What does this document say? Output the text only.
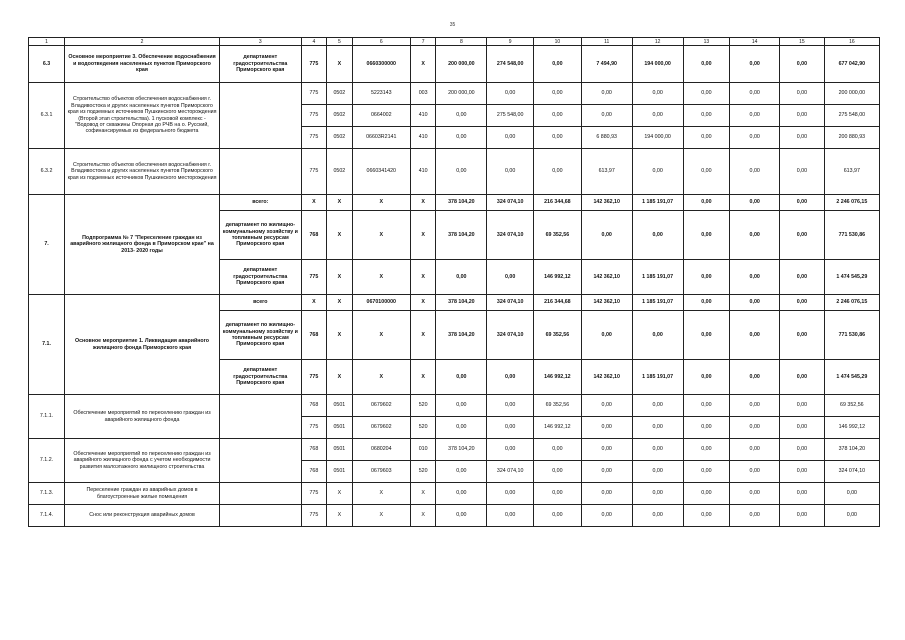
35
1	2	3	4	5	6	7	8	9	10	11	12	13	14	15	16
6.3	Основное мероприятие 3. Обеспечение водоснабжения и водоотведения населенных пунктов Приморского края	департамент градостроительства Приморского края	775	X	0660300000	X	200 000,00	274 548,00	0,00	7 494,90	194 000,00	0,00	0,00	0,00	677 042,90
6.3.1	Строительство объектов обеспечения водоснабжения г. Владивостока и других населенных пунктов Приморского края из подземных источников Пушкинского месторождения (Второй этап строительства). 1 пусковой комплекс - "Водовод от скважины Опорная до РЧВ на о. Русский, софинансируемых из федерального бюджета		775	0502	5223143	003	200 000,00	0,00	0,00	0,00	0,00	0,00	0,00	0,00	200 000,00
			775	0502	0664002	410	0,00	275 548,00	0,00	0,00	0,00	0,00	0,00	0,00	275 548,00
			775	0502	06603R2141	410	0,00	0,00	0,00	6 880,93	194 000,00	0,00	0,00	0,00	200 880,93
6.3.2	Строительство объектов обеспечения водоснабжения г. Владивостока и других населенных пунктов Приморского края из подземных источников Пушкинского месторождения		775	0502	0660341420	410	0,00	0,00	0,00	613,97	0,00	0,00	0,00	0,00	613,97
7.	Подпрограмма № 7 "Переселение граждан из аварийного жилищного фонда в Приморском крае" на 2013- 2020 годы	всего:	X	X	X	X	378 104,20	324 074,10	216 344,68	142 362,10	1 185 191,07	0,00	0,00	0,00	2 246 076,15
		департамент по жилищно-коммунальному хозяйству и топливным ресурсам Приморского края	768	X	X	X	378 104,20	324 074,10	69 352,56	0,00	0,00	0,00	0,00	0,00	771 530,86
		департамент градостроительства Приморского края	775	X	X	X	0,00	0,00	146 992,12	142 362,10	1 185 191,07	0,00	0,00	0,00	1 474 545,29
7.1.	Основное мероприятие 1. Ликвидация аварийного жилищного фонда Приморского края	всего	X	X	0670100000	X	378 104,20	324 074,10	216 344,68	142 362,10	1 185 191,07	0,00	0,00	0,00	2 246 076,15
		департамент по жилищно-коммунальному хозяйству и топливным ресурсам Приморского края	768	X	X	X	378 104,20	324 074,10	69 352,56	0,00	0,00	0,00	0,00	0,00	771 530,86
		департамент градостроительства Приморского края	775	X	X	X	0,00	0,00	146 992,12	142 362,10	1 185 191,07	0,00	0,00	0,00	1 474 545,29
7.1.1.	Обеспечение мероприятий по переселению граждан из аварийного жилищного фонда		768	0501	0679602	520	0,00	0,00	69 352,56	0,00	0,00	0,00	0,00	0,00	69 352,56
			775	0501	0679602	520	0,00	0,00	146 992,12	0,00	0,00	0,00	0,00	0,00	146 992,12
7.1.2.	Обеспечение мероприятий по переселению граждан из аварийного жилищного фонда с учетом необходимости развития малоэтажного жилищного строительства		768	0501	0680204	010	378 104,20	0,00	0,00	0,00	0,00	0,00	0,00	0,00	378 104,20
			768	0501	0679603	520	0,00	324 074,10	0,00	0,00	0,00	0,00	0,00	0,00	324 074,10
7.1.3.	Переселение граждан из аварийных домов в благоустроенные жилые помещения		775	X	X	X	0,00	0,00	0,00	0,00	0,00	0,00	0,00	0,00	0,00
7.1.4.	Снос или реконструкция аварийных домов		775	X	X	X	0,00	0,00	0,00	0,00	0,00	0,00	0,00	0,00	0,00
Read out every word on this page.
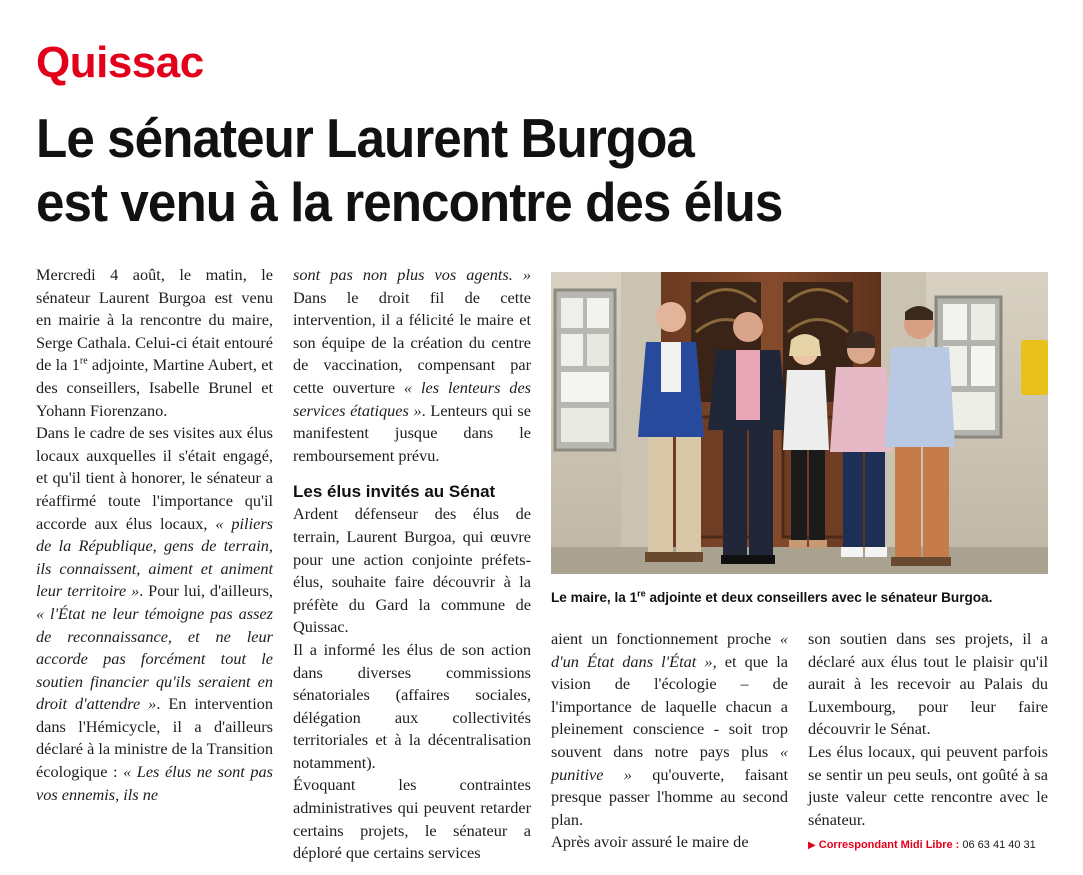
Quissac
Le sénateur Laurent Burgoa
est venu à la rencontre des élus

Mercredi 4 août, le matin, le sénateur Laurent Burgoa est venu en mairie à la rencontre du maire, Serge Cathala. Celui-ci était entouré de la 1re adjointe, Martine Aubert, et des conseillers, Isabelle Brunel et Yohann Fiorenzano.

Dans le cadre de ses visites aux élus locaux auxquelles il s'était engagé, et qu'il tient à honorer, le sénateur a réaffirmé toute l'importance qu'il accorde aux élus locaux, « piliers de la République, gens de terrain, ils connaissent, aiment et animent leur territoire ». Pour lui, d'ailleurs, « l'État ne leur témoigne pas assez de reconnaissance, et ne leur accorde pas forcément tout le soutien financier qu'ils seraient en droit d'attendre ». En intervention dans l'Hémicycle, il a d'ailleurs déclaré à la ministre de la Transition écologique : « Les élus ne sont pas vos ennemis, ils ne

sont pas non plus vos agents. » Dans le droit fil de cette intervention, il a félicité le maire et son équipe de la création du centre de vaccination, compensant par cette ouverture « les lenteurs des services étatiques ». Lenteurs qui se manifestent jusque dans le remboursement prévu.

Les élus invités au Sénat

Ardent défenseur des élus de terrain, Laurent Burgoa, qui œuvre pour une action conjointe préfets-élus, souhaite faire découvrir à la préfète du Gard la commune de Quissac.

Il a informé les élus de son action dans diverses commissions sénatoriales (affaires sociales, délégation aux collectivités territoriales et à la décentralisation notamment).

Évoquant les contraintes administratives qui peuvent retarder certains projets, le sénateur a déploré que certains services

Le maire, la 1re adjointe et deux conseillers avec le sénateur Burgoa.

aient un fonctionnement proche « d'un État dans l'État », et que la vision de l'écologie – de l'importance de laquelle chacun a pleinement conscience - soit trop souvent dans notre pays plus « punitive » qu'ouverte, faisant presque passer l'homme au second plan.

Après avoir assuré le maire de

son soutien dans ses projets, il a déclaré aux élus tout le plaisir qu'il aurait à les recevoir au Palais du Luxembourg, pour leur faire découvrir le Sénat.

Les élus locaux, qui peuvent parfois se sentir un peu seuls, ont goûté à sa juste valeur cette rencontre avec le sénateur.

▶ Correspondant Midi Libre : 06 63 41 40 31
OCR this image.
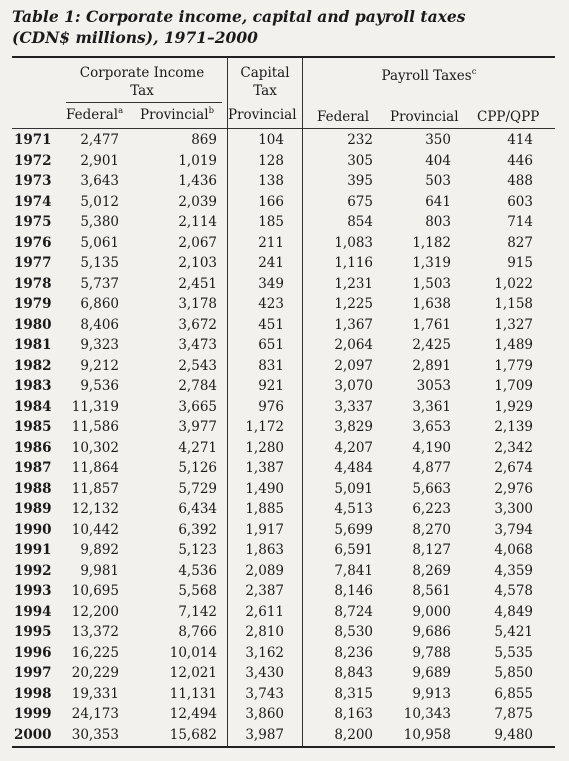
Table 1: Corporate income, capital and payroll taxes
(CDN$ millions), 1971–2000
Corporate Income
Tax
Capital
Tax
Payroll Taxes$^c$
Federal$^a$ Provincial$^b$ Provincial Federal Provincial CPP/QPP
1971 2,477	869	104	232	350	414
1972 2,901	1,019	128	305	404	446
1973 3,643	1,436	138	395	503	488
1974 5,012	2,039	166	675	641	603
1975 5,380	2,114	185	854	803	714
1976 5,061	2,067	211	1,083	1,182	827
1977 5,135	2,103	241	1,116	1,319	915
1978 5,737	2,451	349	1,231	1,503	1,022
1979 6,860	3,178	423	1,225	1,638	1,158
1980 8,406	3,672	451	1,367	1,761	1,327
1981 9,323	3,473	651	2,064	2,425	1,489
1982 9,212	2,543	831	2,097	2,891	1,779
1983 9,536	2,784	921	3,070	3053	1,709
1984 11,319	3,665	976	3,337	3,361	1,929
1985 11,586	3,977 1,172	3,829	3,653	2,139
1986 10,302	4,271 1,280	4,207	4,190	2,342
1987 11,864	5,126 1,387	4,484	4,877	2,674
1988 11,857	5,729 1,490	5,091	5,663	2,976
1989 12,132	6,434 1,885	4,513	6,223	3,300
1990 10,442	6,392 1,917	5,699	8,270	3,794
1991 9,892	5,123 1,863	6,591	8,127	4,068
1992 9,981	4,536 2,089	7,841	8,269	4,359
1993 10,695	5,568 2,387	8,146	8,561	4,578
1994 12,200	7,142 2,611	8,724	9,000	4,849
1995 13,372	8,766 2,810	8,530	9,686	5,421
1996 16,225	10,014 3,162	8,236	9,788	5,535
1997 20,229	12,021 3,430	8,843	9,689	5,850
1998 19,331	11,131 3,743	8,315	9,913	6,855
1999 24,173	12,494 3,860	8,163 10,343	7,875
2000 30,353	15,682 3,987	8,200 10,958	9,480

==

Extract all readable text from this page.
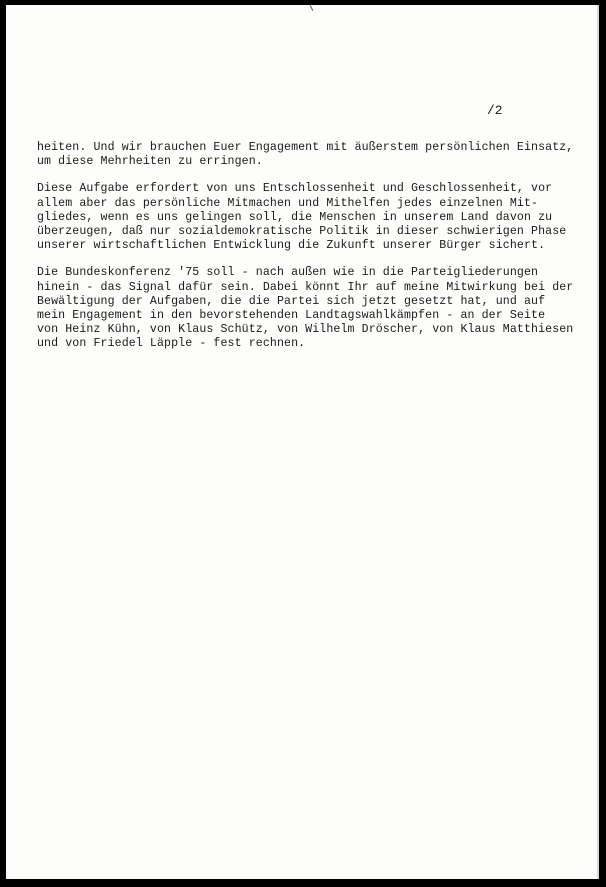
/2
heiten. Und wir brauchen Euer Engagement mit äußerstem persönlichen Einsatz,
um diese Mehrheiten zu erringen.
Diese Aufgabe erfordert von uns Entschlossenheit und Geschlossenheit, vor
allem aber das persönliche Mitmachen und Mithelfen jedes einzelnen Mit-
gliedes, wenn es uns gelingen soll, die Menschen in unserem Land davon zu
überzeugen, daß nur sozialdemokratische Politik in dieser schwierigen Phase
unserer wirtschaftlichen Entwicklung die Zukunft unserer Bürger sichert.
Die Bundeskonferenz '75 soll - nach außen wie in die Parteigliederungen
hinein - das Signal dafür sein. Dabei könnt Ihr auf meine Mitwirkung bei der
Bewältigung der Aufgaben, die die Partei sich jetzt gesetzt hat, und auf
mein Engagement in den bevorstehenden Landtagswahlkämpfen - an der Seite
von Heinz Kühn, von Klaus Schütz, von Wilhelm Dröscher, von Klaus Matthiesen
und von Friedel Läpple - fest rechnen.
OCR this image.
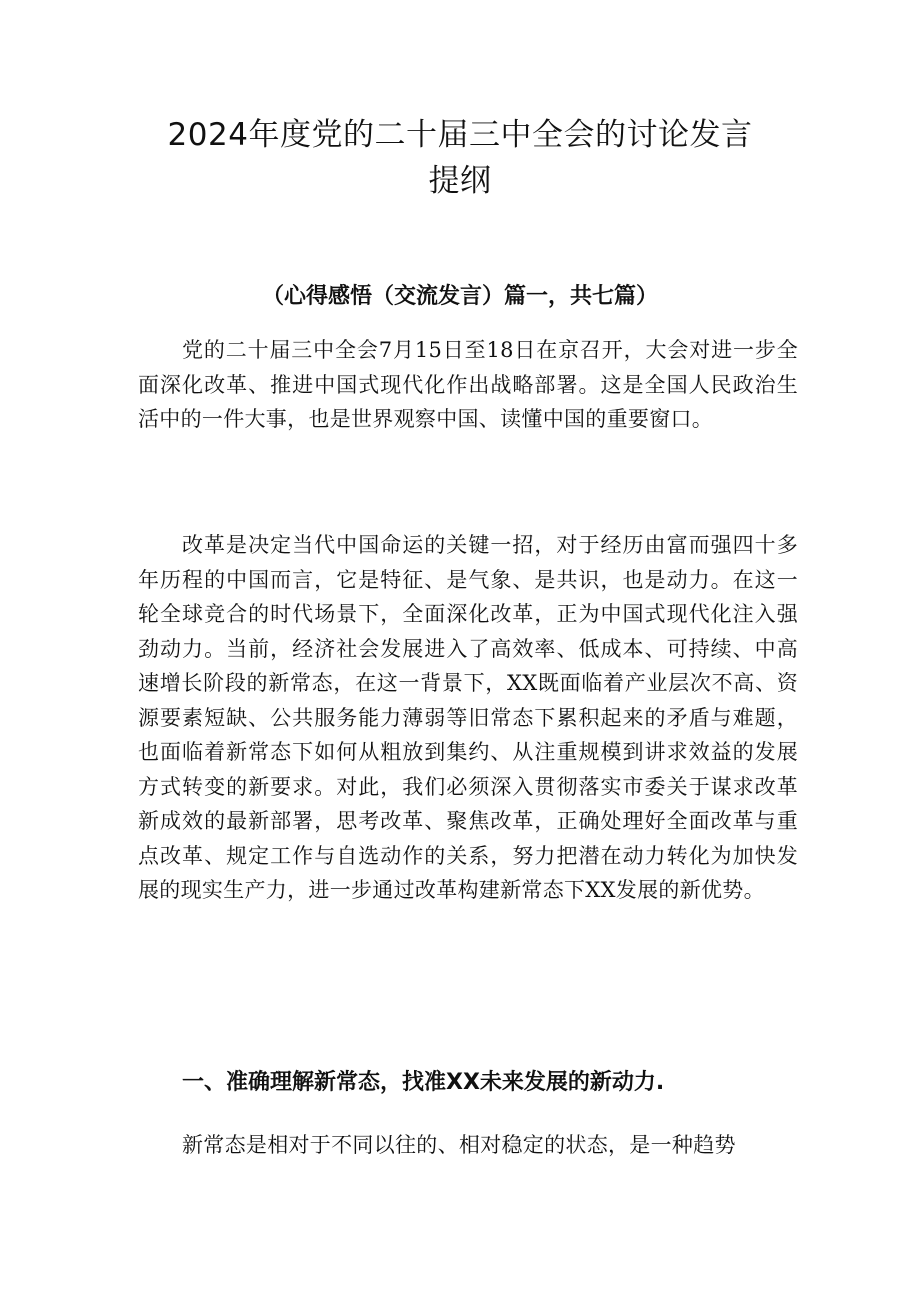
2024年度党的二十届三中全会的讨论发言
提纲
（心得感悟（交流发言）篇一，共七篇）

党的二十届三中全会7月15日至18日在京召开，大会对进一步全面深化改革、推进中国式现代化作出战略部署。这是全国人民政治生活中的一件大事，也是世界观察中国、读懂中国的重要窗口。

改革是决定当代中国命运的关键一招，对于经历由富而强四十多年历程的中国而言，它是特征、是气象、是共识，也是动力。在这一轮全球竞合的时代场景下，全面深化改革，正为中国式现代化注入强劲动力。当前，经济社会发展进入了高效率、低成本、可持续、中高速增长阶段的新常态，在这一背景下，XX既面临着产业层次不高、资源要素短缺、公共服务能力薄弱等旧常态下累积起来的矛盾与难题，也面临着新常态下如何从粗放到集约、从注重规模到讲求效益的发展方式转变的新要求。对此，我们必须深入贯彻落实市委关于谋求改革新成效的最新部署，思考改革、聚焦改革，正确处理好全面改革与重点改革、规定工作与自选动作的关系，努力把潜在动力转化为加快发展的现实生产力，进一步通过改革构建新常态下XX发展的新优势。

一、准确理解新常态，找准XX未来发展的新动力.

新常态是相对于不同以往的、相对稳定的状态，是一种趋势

==

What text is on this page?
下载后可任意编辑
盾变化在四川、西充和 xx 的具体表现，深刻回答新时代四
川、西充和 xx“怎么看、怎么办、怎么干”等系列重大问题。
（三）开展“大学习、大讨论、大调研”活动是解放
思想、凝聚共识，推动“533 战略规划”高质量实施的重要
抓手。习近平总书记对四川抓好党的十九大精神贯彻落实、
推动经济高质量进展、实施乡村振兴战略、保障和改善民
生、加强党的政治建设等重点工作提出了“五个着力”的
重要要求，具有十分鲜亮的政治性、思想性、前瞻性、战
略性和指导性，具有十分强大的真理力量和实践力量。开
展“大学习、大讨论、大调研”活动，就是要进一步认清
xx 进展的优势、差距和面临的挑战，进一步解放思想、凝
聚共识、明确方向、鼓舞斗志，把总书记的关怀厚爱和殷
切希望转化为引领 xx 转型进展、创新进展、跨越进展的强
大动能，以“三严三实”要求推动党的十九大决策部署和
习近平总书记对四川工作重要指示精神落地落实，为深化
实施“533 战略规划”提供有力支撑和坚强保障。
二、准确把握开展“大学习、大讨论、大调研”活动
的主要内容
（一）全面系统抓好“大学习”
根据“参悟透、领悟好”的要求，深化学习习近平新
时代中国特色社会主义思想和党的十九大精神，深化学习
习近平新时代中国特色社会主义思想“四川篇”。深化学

_What to do_:
Copy out every line of the listing that includes the string "Обеспечение".

_Reply_:
6.3	Основное мероприятие 3. Обеспечение водоснабжения и водоотведения населенных пунктов Приморского края	департамент градостроительства Приморского края	775	X	0660300000	X	200 000,00	274 548,00	0,00	7 494,90	194 000,00	0,00	0,00	0,00	677 042,90
7.1.1.	Обеспечение мероприятий по переселению граждан из аварийного жилищного фонда		768	0501	0679602	520	0,00	0,00	69 352,56	0,00	0,00	0,00	0,00	0,00	69 352,56
7.1.2.	Обеспечение мероприятий по переселению граждан из аварийного жилищного фонда с учетом необходимости развития малоэтажного жилищного строительства		768	0501	0680204	010	378 104,20	0,00	0,00	0,00	0,00	0,00	0,00	0,00	378 104,20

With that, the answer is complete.